STATED TASK: Work out how many lines hold the string "watermark". The answer is a single number, nothing more.

*** THE DATA

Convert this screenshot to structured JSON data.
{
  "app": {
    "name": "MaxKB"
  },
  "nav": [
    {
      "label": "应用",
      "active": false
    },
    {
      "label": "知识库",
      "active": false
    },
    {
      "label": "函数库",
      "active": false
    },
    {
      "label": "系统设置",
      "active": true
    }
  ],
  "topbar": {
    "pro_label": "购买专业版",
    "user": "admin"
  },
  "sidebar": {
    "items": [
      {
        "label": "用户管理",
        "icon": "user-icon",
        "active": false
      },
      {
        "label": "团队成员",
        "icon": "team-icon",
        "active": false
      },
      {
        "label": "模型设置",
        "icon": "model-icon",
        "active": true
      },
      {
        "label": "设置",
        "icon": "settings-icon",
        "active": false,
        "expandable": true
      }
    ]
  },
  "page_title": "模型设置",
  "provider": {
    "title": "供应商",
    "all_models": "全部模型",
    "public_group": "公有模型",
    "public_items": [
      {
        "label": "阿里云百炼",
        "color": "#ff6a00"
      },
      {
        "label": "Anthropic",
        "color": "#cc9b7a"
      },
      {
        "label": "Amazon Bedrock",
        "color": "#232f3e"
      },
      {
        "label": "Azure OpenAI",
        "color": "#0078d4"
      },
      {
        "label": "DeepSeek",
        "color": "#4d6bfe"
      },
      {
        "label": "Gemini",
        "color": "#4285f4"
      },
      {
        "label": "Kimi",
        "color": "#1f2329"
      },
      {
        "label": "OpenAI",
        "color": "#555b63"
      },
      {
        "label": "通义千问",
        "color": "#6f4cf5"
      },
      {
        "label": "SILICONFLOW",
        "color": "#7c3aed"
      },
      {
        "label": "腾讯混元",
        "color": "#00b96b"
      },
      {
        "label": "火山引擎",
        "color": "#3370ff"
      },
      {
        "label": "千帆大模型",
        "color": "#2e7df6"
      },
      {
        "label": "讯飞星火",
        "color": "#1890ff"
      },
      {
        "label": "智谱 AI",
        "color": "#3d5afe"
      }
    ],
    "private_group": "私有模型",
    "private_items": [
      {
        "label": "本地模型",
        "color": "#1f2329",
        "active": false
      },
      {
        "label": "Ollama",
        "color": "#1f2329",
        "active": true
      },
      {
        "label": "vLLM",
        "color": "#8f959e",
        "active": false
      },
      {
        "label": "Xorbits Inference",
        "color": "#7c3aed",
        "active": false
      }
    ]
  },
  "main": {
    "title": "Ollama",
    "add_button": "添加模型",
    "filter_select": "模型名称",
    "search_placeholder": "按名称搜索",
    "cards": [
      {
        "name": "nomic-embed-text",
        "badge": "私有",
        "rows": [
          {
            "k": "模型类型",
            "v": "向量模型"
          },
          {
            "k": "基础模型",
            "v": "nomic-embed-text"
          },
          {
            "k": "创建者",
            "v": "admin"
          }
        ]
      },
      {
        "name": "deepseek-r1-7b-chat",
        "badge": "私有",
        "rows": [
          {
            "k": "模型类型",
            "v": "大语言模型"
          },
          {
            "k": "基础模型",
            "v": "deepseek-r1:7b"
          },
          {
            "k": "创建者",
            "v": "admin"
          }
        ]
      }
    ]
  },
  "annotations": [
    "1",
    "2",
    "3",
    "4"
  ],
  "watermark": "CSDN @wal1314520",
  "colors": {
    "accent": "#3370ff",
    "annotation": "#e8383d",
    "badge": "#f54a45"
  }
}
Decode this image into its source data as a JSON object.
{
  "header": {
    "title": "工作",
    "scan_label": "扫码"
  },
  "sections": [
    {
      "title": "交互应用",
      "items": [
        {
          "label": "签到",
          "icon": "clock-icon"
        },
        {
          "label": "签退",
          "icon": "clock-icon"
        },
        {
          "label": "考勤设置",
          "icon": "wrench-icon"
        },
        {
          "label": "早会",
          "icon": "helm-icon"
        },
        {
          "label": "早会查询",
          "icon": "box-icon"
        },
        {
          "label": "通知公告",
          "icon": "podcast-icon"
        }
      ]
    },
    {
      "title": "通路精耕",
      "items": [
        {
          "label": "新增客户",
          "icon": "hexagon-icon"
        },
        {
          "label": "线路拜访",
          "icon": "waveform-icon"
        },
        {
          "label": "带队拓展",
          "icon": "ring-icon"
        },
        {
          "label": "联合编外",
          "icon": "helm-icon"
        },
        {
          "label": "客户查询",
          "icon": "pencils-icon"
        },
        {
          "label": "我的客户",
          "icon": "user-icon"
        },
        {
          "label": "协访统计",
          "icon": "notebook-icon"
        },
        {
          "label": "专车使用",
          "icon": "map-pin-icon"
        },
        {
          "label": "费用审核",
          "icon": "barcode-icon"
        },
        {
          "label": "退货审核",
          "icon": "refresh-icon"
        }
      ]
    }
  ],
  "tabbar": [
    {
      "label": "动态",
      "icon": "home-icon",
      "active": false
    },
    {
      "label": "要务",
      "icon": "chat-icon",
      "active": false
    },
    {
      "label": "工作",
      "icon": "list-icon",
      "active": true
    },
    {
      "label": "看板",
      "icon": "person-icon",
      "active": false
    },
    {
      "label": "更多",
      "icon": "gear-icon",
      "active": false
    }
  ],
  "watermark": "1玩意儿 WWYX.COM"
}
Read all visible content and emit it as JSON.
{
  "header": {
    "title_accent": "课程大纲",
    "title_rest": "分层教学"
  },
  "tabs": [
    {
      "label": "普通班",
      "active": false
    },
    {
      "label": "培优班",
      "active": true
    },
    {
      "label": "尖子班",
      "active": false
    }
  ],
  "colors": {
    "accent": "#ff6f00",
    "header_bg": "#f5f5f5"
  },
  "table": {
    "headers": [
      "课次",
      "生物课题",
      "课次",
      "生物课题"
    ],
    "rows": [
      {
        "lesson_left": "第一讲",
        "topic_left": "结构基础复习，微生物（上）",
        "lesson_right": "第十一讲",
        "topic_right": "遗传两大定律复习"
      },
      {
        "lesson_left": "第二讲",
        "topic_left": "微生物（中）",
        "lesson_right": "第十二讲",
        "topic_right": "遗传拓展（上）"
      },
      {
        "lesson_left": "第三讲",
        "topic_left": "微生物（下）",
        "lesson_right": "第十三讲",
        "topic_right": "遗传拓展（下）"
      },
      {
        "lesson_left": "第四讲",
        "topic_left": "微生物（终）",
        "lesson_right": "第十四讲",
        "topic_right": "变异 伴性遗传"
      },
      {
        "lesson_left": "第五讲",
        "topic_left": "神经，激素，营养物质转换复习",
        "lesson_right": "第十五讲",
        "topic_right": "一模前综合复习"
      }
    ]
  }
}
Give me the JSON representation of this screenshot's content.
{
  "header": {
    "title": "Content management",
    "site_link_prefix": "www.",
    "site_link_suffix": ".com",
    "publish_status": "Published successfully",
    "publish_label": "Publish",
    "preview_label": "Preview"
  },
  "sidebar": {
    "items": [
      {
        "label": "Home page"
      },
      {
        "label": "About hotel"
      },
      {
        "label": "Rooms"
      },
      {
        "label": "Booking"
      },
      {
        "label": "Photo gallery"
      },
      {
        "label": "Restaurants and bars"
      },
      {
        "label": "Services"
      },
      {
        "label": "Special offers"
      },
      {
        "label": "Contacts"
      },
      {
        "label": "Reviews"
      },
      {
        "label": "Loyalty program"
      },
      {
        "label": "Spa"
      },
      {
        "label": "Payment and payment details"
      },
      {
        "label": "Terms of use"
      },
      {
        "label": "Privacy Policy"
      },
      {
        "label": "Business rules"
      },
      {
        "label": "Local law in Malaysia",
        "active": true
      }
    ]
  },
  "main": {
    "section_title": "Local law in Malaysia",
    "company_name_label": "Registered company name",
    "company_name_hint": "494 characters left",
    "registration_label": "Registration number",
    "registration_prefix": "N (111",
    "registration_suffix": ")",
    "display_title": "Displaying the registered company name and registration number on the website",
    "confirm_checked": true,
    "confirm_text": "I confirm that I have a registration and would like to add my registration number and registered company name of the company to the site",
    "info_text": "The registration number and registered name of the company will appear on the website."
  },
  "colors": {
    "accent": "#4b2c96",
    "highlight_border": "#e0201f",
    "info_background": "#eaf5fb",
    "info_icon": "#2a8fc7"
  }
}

******

ANSWER TO THIS TASK: 2